What this task involves: Read the listing and extract each line that includes the word "Vanguard".

++++ Stored rows

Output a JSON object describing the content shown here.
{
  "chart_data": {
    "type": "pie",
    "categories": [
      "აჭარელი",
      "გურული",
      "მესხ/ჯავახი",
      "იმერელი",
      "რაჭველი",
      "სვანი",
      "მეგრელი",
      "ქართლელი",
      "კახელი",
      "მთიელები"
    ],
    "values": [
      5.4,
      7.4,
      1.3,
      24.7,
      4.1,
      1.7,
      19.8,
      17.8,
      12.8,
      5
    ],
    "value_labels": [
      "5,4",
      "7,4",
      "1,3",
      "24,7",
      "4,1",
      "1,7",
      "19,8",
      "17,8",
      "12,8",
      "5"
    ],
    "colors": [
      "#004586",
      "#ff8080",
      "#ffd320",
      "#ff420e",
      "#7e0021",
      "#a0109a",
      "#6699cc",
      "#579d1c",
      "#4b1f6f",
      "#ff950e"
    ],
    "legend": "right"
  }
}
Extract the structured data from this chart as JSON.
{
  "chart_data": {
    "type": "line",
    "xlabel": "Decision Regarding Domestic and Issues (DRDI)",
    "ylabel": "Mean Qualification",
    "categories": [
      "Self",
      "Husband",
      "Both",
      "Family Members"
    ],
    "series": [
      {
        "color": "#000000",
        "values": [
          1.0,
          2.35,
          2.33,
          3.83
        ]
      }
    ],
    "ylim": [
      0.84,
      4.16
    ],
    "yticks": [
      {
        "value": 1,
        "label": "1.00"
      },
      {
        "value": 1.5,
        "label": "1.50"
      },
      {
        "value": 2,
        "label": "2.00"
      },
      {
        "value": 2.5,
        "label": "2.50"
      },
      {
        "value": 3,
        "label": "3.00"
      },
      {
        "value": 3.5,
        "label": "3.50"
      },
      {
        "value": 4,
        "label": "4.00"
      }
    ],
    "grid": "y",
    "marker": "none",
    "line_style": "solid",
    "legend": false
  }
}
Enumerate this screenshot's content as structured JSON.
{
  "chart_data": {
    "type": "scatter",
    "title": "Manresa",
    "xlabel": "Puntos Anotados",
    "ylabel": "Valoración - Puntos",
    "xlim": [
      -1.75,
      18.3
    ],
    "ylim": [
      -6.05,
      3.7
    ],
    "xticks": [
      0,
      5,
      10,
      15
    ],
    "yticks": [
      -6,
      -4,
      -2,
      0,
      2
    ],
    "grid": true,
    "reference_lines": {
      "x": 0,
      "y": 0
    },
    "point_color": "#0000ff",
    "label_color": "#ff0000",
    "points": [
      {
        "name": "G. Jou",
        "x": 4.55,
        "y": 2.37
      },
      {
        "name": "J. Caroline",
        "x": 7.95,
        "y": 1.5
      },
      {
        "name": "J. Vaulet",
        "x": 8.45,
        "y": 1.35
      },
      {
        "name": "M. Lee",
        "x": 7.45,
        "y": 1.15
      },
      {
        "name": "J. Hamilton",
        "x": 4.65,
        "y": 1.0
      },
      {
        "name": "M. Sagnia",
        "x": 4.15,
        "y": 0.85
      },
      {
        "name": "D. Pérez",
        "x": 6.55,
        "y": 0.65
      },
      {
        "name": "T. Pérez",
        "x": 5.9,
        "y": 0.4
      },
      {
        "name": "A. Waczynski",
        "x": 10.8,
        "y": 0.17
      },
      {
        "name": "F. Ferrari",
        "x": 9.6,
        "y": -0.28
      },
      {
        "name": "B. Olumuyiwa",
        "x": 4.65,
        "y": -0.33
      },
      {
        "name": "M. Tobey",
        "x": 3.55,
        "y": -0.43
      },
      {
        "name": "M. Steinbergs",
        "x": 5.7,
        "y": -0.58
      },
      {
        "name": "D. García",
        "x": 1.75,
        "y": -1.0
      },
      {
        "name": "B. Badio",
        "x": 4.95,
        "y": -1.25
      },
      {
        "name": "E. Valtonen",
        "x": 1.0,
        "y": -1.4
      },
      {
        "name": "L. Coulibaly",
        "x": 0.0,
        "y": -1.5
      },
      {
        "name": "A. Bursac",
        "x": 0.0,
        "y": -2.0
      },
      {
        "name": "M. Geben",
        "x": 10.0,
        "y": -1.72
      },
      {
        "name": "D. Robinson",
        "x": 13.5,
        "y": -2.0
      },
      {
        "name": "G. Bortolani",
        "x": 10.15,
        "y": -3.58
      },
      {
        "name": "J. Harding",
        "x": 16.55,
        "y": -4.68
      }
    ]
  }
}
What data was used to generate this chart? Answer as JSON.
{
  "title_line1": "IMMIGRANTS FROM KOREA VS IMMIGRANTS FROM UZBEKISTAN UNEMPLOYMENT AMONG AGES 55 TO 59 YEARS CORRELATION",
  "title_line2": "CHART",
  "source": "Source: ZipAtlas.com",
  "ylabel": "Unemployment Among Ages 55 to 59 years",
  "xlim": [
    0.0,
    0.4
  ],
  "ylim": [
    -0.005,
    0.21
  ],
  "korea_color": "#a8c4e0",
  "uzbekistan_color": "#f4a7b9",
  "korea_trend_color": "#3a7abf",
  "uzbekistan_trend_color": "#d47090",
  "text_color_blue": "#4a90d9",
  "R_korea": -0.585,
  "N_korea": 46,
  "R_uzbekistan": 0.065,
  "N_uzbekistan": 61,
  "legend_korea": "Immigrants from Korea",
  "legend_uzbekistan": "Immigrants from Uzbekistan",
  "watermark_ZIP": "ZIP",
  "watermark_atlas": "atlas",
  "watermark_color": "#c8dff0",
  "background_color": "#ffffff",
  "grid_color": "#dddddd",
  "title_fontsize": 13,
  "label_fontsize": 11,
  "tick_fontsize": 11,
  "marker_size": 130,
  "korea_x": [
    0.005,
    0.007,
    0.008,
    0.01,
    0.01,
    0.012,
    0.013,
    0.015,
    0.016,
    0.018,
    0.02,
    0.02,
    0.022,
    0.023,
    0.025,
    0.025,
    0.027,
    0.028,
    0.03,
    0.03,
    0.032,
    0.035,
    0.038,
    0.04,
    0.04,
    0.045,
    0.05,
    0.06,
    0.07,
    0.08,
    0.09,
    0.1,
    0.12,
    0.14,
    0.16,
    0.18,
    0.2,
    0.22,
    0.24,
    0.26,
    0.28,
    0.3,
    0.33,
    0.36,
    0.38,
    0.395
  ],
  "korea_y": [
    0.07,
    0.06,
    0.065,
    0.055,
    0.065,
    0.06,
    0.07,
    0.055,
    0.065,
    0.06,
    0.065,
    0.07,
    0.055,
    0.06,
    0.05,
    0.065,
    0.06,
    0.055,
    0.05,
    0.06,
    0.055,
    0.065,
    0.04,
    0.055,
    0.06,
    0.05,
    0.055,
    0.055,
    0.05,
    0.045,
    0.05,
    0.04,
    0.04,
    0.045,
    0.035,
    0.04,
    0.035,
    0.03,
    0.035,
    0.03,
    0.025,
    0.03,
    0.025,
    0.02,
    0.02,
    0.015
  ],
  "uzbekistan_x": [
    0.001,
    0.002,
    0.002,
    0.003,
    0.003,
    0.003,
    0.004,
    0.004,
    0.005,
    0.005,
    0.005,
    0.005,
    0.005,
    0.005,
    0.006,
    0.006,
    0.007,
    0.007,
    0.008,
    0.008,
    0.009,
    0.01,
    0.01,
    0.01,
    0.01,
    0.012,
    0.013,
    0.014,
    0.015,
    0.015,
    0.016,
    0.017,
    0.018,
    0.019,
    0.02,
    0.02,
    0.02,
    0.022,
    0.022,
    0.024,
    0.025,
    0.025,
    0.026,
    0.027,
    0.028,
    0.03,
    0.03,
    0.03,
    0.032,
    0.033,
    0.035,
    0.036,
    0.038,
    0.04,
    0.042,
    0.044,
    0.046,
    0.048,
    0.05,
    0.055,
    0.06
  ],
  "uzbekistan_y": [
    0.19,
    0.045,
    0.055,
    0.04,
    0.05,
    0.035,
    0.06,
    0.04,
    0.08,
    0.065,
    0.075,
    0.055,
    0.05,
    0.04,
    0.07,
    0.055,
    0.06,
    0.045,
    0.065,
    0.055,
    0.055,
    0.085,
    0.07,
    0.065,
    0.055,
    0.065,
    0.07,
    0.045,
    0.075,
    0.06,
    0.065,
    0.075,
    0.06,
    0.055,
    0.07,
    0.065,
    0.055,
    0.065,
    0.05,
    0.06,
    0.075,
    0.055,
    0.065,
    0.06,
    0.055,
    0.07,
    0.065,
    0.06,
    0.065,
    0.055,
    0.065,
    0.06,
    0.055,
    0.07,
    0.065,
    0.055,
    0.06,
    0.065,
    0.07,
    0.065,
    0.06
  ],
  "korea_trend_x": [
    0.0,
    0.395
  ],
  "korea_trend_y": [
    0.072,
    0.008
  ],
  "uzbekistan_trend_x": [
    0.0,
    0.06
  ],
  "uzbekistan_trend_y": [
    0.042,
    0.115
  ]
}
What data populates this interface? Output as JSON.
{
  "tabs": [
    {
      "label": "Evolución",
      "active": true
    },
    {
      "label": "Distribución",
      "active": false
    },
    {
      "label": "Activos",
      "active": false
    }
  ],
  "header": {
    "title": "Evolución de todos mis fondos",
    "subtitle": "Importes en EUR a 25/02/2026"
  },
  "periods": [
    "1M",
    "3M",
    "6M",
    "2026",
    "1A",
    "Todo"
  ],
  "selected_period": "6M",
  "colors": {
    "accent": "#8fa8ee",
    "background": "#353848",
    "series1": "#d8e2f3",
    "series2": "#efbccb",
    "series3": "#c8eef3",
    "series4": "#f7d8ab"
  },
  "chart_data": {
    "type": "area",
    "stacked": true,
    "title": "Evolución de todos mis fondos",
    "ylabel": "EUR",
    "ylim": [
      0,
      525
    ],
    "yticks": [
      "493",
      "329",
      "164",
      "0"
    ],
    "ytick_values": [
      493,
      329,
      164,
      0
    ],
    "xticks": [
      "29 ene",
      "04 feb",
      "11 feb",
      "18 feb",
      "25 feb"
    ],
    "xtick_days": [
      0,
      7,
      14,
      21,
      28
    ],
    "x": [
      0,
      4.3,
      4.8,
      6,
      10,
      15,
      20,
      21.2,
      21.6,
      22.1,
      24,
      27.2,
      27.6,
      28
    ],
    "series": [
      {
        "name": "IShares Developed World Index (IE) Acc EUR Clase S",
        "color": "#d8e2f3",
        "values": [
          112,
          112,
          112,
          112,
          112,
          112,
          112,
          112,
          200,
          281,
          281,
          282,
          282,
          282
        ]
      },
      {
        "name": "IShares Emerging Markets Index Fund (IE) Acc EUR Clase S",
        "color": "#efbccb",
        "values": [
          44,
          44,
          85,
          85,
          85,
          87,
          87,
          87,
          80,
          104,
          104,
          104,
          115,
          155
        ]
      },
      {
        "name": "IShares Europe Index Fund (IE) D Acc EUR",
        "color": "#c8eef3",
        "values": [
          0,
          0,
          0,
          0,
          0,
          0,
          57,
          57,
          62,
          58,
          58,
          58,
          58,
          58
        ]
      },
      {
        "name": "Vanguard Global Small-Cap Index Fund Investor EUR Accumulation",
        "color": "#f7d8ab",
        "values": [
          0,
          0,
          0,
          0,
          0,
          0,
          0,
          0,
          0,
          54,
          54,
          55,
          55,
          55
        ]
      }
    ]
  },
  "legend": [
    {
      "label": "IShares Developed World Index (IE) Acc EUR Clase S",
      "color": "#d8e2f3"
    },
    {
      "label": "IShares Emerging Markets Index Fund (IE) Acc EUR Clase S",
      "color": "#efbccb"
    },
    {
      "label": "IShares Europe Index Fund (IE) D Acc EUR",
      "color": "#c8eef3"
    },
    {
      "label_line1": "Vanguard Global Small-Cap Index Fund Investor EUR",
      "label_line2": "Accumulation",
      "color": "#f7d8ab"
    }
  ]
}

++++++++

Result:
        "name": "Vanguard Global Small-Cap Index Fund Investor EUR Accumulation",
      "label_line1": "Vanguard Global Small-Cap Index Fund Investor EUR",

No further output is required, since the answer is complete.